| Source extract |
== == ==

A Roadmap for Pi Robot

A Roadmap for Pi Robot

Last Updated: Feb 27, 2012

One of the hazards of working in robotics is that it encourages ADD--there are just so many areas to explore: navigation, sensor integration, visual perception, face and speech recognition, problem solving, learning and memory, language comprehension, social communication, and so on.  One could literally spend a lifetime bouncing around from one topic to another.  This is beginning to happen with the Pi Robot project, especially now that ROS makes it even easier to get distracted by the "latest cool thing." So I thought I'd draw up a roadmap of sorts to give us something a little more structured to follow.

From the beginning, the primary goal behind the Pi Robot Project has been to build a robot that can autonomously navigate around a typical household or office environment while interacting with people (and pets) and learn from experience.  What we have discovered over the past five years is that it takes a lot of preliminary work to put this all together.  The good news is that we have stabilized on a few key ingredients: ROS for the overall software framework, Dynamixel servos for joints, a Kinect for 3D vision, and a Hokoyu laser scanner for SLAM and obstacle avoidance (though one can do something similar with the Kinect alone).  Pi's arms have also grown to six servos (degrees of freedom) each.  It takes six degrees of freedom to specify the position and orientation of Pi's hand or an object in space, so six servos per arms makes the problem of reaching for such an object easier to solve.

But we still have lots of work to do on the basics.  Here are the major sign posts we need to pass along the way to our goal.  We'll use a check mark icon to indicate what we have already got under control and an hour glass icon to flag what we have yet to do:

1. Motor Control

  1. Navigation, Path Planning and SLAM (Simultaneous Localization and Mapping)
    • Topological navigation using semantic labels; e.g. "Go to the living room."

== == ==

| Entries |
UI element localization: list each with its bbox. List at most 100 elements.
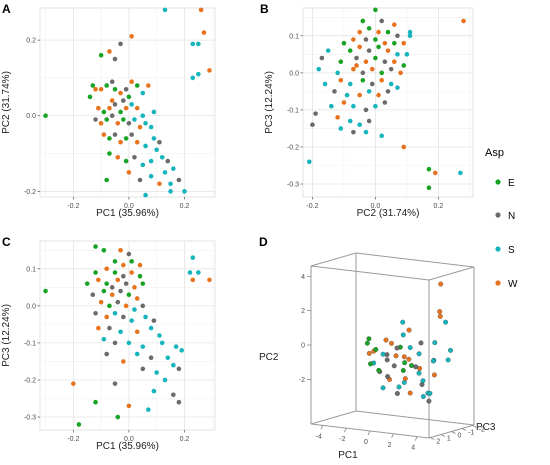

== == ==

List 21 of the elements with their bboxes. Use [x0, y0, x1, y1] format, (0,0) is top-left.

== == ==

| Requests |
(a) Sum up the Pi Robot roadmap in two sentences.
(b) Pick up the Pi Robot roadmap from the point where it stops and keep writing it.

| Results |
(a) The Pi Robot project's main goal has been a robot that can get around a home or office on its own, interact with people and pets, and learn from experience, and after five years the project has settled on ROS, Dynamixel servos, a Kinect, and a laser scanner as key ingredients. Because robotics offers so many topics to chase, the roadmap sets out the signposts still ahead, marking finished items with a check mark and unfinished ones with an hour glass, starting with motor control and navigation.

(b)
  2. Pan and tilt servo control for Pi's camera.
  3. Arm Navigation
    • Both forward and inverse kinematics have been tested using David Lu's arm_kinematics ROS package.
    • Test the OpenRAVE kinematics package and compare results to above
    • Program simple reaching tasks
    • Incorporate collision avoidance while reaching (ROS arm_navigation stack)

2. Visual Feature Detection and Tracking

  1. Tracking color features (CamShift)
  2. Tracking "points of interests" using optical flow (Lucas-Kanade)
  3. Face detection
  4. Skeleton tracking (Kinect + openni_tracker ROS package)
  5. Face detection followed by tracking. (See pi_face_tracker.)
  6. Implement the TLD algorithm (Tracking-Learning-Detecting) by Zdenek Kalal

3. Visual Object Detection and Recognition

  1. Recognizing feature patterns as object classes (e.g. "chair", "cat", "person")
  2. Recognizing an object as a specific instance of a class (e.g. "person"=>"Joe")

4. Speech Recognition and Speech Synthesis (See pi_speech_tutorial)

  1. Speech recognition using CMU's Pocket Sphinx (ROS stack rharmony).  Recognize basic phrases such as "go forward" or "turn left".
  2. Recognize more complex phrases such as "bring the blue ball".
  3. Map recognized phrases into robot actions.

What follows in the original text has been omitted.